EXERCISE INSTRUCTIONS: Every entry must be repeated exactly. Exclude all pictures.

-- Begin EXERCISE DATA --

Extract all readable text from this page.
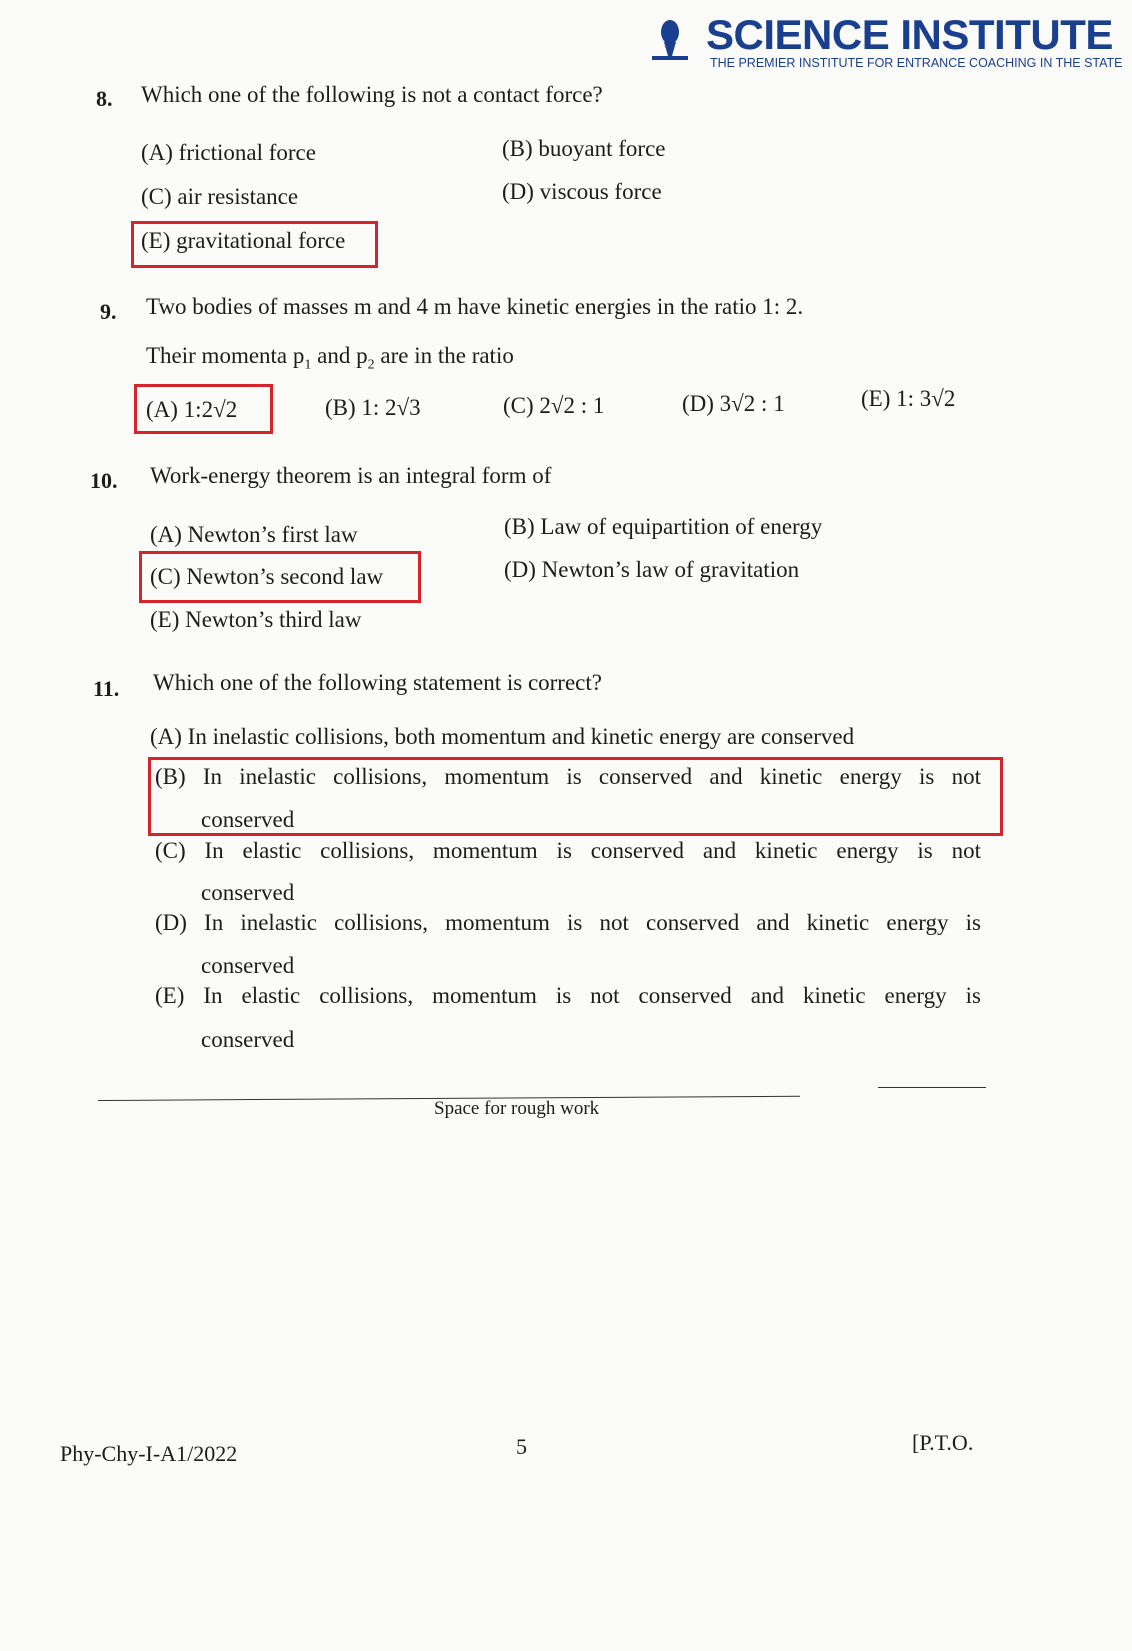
SCIENCE INSTITUTE
THE PREMIER INSTITUTE FOR ENTRANCE COACHING IN THE STATE
8. Which one of the following is not a contact force?
(A) frictional force	(B) buoyant force
(C) air resistance	(D) viscous force
(E) gravitational force
9. Two bodies of masses m and 4 m have kinetic energies in the ratio 1: 2.
Their momenta $p_1$ and $p_2$ are in the ratio
(A) 1:2√2	(B) 1: 2√3	(C) 2√2 : 1	(D) 3√2 : 1	(E) 1: 3√2
10. Work-energy theorem is an integral form of
(A) Newton’s first law	(B) Law of equipartition of energy
(C) Newton’s second law	(D) Newton’s law of gravitation
(E) Newton’s third law
11. Which one of the following statement is correct?
(A) In inelastic collisions, both momentum and kinetic energy are conserved
(B) In inelastic collisions, momentum is conserved and kinetic energy is not
conserved
(C) In elastic collisions, momentum is conserved and kinetic energy is not
conserved
(D) In inelastic collisions, momentum is not conserved and kinetic energy is
conserved
(E) In elastic collisions, momentum is not conserved and kinetic energy is
conserved
Space for rough work
Phy-Chy-I-A1/2022	5	[P.T.O.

-- End EXERCISE DATA --

TASK SOLUTION:
Extract all readable text from this page.
SCIENCE INSTITUTE
THE PREMIER INSTITUTE FOR ENTRANCE COACHING IN THE STATE
8. Which one of the following is not a contact force?
(A) frictional force	(B) buoyant force
(C) air resistance	(D) viscous force
(E) gravitational force
9. Two bodies of masses m and 4 m have kinetic energies in the ratio 1: 2.
Their momenta $p_1$ and $p_2$ are in the ratio
(A) 1:2√2	(B) 1: 2√3	(C) 2√2 : 1	(D) 3√2 : 1	(E) 1: 3√2
10. Work-energy theorem is an integral form of
(A) Newton’s first law	(B) Law of equipartition of energy
(C) Newton’s second law	(D) Newton’s law of gravitation
(E) Newton’s third law
11. Which one of the following statement is correct?
(A) In inelastic collisions, both momentum and kinetic energy are conserved
(B) In inelastic collisions, momentum is conserved and kinetic energy is not
conserved
(C) In elastic collisions, momentum is conserved and kinetic energy is not
conserved
(D) In inelastic collisions, momentum is not conserved and kinetic energy is
conserved
(E) In elastic collisions, momentum is not conserved and kinetic energy is
conserved
Space for rough work
Phy-Chy-I-A1/2022	5	[P.T.O.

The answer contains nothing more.